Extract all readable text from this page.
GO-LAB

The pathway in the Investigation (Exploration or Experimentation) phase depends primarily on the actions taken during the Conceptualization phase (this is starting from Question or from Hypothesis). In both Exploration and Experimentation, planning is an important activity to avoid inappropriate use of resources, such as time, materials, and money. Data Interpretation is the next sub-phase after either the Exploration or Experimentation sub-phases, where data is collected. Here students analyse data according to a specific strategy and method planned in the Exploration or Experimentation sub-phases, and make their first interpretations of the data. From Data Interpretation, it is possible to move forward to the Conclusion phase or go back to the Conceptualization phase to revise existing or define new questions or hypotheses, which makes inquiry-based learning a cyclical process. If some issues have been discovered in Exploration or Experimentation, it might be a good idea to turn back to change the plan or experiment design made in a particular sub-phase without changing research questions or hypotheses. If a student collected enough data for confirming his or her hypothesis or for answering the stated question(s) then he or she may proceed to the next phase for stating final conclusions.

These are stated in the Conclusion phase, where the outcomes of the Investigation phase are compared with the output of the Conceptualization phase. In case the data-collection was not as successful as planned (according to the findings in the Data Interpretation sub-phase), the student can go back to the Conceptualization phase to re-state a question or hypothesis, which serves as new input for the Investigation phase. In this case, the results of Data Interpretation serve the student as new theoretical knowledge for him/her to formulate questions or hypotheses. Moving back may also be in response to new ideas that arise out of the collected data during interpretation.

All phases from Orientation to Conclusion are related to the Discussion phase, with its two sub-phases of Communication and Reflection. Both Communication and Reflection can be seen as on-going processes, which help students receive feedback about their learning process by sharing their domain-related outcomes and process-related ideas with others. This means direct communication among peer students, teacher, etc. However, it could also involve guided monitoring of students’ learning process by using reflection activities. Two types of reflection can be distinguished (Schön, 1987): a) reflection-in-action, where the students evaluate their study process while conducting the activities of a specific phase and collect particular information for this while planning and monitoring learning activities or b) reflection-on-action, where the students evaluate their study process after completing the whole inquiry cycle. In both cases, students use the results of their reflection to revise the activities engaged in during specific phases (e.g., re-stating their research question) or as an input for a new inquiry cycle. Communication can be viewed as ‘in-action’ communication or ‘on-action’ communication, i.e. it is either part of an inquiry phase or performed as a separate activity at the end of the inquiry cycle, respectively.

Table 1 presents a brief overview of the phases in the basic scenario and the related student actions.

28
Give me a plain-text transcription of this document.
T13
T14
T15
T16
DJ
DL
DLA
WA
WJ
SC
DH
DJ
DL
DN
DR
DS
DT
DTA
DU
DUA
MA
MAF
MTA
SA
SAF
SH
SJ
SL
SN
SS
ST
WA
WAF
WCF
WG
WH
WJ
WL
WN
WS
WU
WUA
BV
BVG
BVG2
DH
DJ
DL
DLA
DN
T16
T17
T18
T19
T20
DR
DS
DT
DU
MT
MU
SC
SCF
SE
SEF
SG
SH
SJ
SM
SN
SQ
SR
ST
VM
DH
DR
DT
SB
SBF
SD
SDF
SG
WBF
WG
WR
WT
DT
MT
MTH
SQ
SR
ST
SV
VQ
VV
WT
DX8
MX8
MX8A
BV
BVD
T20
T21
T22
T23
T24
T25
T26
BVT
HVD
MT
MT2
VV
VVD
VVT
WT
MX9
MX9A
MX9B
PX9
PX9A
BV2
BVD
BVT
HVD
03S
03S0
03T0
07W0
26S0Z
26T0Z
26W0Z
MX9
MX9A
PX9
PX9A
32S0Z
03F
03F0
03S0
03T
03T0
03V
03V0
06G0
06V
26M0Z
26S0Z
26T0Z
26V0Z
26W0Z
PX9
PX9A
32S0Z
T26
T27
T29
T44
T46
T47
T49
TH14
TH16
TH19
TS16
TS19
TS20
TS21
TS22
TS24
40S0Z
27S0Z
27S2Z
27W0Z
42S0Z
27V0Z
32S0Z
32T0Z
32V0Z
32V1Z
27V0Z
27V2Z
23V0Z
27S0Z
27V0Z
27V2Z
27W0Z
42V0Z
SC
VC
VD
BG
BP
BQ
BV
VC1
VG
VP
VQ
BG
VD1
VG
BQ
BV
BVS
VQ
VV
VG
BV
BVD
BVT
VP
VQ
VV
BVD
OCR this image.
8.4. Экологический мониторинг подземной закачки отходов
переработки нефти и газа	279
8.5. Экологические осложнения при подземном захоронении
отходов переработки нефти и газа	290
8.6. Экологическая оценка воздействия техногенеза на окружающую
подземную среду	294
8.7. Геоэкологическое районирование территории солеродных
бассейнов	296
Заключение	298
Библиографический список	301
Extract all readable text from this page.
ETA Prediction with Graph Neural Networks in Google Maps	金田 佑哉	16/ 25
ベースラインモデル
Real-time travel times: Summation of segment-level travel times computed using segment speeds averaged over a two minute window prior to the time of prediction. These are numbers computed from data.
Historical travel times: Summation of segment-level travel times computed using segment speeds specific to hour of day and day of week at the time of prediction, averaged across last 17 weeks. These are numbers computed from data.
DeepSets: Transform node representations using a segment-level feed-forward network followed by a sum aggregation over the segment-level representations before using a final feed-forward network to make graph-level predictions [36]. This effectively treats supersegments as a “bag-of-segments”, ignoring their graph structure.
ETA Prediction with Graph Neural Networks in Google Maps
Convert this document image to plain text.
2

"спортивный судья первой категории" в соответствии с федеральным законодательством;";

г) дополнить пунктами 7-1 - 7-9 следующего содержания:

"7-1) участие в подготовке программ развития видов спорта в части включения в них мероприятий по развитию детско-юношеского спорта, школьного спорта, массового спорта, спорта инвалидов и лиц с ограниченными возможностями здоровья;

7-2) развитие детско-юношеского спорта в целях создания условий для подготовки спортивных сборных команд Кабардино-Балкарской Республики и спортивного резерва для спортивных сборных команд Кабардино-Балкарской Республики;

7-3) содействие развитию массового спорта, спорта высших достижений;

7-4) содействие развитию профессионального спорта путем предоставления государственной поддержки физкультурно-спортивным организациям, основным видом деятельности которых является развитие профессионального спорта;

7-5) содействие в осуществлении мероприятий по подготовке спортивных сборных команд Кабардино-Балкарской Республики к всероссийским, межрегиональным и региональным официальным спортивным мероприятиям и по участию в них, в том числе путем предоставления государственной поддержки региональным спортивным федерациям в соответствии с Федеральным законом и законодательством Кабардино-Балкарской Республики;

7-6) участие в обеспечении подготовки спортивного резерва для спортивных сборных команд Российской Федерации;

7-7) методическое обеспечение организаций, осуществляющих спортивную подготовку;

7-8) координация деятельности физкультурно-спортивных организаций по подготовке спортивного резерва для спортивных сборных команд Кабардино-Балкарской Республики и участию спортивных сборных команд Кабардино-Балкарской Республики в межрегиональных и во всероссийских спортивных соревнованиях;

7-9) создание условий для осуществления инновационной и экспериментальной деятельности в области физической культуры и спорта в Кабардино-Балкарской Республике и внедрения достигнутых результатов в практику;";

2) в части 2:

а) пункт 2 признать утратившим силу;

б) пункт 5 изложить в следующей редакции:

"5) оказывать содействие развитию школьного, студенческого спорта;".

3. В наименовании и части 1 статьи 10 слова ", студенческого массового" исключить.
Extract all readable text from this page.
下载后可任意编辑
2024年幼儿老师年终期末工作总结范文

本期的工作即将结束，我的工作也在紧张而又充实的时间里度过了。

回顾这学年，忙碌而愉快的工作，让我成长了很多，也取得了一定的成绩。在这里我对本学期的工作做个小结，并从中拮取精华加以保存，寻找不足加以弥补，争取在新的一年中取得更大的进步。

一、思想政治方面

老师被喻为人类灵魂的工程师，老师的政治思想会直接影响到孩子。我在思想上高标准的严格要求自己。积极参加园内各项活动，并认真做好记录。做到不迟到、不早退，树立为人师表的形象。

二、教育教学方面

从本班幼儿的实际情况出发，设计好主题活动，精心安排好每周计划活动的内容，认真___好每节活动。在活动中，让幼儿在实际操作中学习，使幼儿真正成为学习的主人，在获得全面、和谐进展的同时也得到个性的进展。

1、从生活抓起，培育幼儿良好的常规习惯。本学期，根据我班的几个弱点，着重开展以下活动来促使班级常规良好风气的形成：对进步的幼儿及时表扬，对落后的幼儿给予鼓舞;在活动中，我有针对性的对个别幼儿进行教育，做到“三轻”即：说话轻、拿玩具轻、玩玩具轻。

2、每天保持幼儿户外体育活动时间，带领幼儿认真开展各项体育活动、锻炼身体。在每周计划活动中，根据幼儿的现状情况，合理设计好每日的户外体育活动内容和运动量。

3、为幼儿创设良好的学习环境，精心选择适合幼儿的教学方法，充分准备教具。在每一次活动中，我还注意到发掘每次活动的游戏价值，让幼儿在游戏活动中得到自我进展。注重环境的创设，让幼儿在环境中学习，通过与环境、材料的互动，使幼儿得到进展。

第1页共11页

------------------------------

Say how many lines above contain the string "在活动中". Answer with the number only.

2